◆ **Objective**: Return each line containing "improving".

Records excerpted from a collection
'''

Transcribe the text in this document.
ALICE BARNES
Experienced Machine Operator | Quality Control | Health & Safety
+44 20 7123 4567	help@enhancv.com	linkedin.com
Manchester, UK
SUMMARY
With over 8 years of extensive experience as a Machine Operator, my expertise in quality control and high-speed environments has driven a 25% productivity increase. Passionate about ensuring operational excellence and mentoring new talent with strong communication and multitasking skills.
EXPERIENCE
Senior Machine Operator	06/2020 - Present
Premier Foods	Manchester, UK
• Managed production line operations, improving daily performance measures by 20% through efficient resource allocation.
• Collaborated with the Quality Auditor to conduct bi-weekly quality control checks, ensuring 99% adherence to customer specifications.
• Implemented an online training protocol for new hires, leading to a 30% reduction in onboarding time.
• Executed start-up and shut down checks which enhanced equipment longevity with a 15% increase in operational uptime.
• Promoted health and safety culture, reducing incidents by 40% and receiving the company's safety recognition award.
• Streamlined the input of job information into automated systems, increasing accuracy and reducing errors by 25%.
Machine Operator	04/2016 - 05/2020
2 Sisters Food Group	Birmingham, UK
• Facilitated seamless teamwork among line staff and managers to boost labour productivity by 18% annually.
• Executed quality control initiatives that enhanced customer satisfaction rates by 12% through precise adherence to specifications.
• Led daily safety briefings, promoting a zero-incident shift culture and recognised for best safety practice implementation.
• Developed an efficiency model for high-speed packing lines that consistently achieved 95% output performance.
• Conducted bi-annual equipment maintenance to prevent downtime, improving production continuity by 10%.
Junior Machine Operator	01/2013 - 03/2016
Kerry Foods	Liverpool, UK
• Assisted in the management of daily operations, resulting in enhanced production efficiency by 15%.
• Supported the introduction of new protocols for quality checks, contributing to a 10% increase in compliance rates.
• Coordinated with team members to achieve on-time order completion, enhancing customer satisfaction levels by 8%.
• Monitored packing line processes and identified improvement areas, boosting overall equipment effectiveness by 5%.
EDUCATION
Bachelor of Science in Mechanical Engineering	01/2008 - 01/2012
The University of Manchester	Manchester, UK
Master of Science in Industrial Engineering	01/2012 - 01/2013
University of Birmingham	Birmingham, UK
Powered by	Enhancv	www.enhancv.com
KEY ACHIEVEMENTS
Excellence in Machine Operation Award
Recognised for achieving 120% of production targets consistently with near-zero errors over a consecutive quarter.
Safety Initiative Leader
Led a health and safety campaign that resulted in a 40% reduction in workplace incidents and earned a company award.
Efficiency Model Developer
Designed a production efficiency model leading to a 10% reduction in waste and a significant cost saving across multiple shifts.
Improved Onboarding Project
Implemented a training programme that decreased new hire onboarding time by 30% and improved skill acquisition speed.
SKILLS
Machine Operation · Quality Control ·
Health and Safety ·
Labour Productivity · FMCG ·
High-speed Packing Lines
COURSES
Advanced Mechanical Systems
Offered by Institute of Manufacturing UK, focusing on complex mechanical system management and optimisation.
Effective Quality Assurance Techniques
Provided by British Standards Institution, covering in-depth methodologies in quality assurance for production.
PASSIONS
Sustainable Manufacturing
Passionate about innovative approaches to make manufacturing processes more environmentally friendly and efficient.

'''

◆ **Full solution**:
• Managed production line operations, improving daily performance measures by 20% through efficient resource allocation.
• Conducted bi-annual equipment maintenance to prevent downtime, improving production continuity by 10%.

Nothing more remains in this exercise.